= Your instructions =
Gather up the lines that contain "Project".

[Data entries]

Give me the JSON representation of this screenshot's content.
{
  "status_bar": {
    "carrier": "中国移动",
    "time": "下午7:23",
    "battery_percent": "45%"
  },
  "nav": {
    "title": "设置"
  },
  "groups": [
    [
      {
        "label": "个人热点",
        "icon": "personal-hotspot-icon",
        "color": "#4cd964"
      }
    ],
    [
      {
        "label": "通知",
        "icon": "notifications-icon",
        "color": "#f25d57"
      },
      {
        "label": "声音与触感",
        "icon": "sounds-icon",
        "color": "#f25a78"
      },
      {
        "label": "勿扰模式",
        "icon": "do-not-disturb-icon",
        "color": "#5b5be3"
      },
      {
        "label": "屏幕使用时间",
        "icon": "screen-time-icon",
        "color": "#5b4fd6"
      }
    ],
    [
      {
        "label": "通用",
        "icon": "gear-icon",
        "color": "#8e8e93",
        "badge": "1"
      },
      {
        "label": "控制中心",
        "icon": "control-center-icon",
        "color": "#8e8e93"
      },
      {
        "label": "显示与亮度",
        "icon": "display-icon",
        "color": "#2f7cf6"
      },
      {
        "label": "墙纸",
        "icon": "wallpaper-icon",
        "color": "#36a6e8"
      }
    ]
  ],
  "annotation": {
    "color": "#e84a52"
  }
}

* * *

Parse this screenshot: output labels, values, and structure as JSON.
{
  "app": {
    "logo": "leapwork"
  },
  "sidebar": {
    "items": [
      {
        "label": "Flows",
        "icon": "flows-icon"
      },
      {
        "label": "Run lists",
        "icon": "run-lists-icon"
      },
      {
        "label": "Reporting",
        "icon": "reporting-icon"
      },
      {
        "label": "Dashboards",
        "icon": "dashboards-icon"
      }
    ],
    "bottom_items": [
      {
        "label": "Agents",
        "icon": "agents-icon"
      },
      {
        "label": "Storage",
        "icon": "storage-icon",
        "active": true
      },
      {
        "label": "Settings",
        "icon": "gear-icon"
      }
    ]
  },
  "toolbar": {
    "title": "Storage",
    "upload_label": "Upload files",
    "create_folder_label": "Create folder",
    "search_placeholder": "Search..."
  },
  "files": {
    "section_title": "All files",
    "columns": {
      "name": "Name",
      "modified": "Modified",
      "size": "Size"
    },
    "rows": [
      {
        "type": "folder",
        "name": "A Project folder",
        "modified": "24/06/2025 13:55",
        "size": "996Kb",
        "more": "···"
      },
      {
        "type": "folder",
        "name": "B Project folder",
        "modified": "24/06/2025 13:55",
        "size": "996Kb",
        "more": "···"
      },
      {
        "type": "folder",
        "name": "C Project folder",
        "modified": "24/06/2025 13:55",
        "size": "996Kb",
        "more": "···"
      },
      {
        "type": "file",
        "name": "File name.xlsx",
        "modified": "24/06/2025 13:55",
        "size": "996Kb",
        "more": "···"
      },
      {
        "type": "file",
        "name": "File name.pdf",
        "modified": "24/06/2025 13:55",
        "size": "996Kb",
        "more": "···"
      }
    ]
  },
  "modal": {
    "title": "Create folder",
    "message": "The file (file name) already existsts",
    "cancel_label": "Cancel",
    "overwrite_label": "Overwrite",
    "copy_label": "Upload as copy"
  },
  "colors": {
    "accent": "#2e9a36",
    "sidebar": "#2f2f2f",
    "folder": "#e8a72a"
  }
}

= Output for this exercise =
        "name": "A Project folder",
        "name": "B Project folder",
        "name": "C Project folder",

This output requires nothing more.